= Written exercise =
Write out all of the data without omission, exactly as shown.

++++ Stored rows

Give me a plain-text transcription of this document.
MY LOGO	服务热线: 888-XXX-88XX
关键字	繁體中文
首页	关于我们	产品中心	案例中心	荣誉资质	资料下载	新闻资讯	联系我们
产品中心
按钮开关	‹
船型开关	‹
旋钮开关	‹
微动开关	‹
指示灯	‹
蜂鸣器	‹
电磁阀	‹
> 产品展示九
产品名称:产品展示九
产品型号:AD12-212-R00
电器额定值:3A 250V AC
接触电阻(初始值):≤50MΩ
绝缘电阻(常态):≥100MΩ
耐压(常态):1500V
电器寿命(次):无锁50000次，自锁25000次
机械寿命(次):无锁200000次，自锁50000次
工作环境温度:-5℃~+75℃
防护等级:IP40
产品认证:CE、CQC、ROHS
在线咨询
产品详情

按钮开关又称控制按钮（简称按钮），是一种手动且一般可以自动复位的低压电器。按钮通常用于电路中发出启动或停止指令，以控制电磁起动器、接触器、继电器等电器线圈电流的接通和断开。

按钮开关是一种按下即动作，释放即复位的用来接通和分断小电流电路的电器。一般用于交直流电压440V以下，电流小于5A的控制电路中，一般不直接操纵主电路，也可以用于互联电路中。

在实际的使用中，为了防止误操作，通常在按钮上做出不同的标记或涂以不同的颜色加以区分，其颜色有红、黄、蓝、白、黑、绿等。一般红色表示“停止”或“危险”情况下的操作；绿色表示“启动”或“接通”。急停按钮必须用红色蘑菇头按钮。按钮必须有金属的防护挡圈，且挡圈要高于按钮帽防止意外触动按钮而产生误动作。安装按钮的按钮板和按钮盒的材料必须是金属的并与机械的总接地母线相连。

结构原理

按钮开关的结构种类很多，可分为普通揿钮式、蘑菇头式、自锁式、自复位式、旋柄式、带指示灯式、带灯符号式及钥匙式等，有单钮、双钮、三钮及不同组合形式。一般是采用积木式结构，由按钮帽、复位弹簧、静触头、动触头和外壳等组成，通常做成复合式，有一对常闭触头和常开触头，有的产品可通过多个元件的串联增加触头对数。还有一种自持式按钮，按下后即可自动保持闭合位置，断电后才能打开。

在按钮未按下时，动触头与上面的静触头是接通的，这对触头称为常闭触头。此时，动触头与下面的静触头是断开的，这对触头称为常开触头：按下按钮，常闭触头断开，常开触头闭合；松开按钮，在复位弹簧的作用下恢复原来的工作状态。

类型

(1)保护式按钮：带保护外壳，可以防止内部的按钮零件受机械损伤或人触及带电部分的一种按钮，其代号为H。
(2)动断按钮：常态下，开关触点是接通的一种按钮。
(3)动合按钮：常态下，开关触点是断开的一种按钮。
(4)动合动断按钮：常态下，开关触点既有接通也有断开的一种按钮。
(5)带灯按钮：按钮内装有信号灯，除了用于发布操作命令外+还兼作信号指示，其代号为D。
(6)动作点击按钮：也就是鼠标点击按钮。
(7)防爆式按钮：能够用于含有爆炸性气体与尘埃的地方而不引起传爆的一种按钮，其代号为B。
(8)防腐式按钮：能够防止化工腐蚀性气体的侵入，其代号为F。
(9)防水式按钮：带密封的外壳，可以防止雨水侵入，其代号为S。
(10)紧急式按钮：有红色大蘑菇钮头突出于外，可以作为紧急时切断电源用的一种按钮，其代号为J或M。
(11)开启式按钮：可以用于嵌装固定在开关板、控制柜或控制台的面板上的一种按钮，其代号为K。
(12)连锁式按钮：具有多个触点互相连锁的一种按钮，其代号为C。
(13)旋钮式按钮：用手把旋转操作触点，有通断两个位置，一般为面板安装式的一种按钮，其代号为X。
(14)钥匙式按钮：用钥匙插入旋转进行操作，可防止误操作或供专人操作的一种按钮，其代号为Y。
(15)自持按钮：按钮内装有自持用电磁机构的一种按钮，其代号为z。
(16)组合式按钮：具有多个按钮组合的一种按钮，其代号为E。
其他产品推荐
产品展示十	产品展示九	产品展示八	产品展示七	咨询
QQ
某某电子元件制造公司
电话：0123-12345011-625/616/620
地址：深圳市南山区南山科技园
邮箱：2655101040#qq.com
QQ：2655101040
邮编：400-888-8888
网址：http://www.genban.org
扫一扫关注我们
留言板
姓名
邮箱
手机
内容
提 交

++++++++

= Output for this exercise =
Give me a plain-text transcription of this document.
MY LOGO	服务热线: 888-XXX-88XX
关键字	繁體中文
首页	关于我们	产品中心	案例中心	荣誉资质	资料下载	新闻资讯	联系我们
产品中心
按钮开关	‹
船型开关	‹
旋钮开关	‹
微动开关	‹
指示灯	‹
蜂鸣器	‹
电磁阀	‹
> 产品展示九
产品名称:产品展示九
产品型号:AD12-212-R00
电器额定值:3A 250V AC
接触电阻(初始值):≤50MΩ
绝缘电阻(常态):≥100MΩ
耐压(常态):1500V
电器寿命(次):无锁50000次，自锁25000次
机械寿命(次):无锁200000次，自锁50000次
工作环境温度:-5℃~+75℃
防护等级:IP40
产品认证:CE、CQC、ROHS
在线咨询
产品详情

按钮开关又称控制按钮（简称按钮），是一种手动且一般可以自动复位的低压电器。按钮通常用于电路中发出启动或停止指令，以控制电磁起动器、接触器、继电器等电器线圈电流的接通和断开。

按钮开关是一种按下即动作，释放即复位的用来接通和分断小电流电路的电器。一般用于交直流电压440V以下，电流小于5A的控制电路中，一般不直接操纵主电路，也可以用于互联电路中。

在实际的使用中，为了防止误操作，通常在按钮上做出不同的标记或涂以不同的颜色加以区分，其颜色有红、黄、蓝、白、黑、绿等。一般红色表示“停止”或“危险”情况下的操作；绿色表示“启动”或“接通”。急停按钮必须用红色蘑菇头按钮。按钮必须有金属的防护挡圈，且挡圈要高于按钮帽防止意外触动按钮而产生误动作。安装按钮的按钮板和按钮盒的材料必须是金属的并与机械的总接地母线相连。

结构原理

按钮开关的结构种类很多，可分为普通揿钮式、蘑菇头式、自锁式、自复位式、旋柄式、带指示灯式、带灯符号式及钥匙式等，有单钮、双钮、三钮及不同组合形式。一般是采用积木式结构，由按钮帽、复位弹簧、静触头、动触头和外壳等组成，通常做成复合式，有一对常闭触头和常开触头，有的产品可通过多个元件的串联增加触头对数。还有一种自持式按钮，按下后即可自动保持闭合位置，断电后才能打开。

在按钮未按下时，动触头与上面的静触头是接通的，这对触头称为常闭触头。此时，动触头与下面的静触头是断开的，这对触头称为常开触头：按下按钮，常闭触头断开，常开触头闭合；松开按钮，在复位弹簧的作用下恢复原来的工作状态。

类型

(1)保护式按钮：带保护外壳，可以防止内部的按钮零件受机械损伤或人触及带电部分的一种按钮，其代号为H。
(2)动断按钮：常态下，开关触点是接通的一种按钮。
(3)动合按钮：常态下，开关触点是断开的一种按钮。
(4)动合动断按钮：常态下，开关触点既有接通也有断开的一种按钮。
(5)带灯按钮：按钮内装有信号灯，除了用于发布操作命令外+还兼作信号指示，其代号为D。
(6)动作点击按钮：也就是鼠标点击按钮。
(7)防爆式按钮：能够用于含有爆炸性气体与尘埃的地方而不引起传爆的一种按钮，其代号为B。
(8)防腐式按钮：能够防止化工腐蚀性气体的侵入，其代号为F。
(9)防水式按钮：带密封的外壳，可以防止雨水侵入，其代号为S。
(10)紧急式按钮：有红色大蘑菇钮头突出于外，可以作为紧急时切断电源用的一种按钮，其代号为J或M。
(11)开启式按钮：可以用于嵌装固定在开关板、控制柜或控制台的面板上的一种按钮，其代号为K。
(12)连锁式按钮：具有多个触点互相连锁的一种按钮，其代号为C。
(13)旋钮式按钮：用手把旋转操作触点，有通断两个位置，一般为面板安装式的一种按钮，其代号为X。
(14)钥匙式按钮：用钥匙插入旋转进行操作，可防止误操作或供专人操作的一种按钮，其代号为Y。
(15)自持按钮：按钮内装有自持用电磁机构的一种按钮，其代号为z。
(16)组合式按钮：具有多个按钮组合的一种按钮，其代号为E。
其他产品推荐
产品展示十	产品展示九	产品展示八	产品展示七	咨询
QQ
某某电子元件制造公司
电话：0123-12345011-625/616/620
地址：深圳市南山区南山科技园
邮箱：2655101040#qq.com
QQ：2655101040
邮编：400-888-8888
网址：http://www.genban.org
扫一扫关注我们
留言板
姓名
邮箱
手机
内容
提 交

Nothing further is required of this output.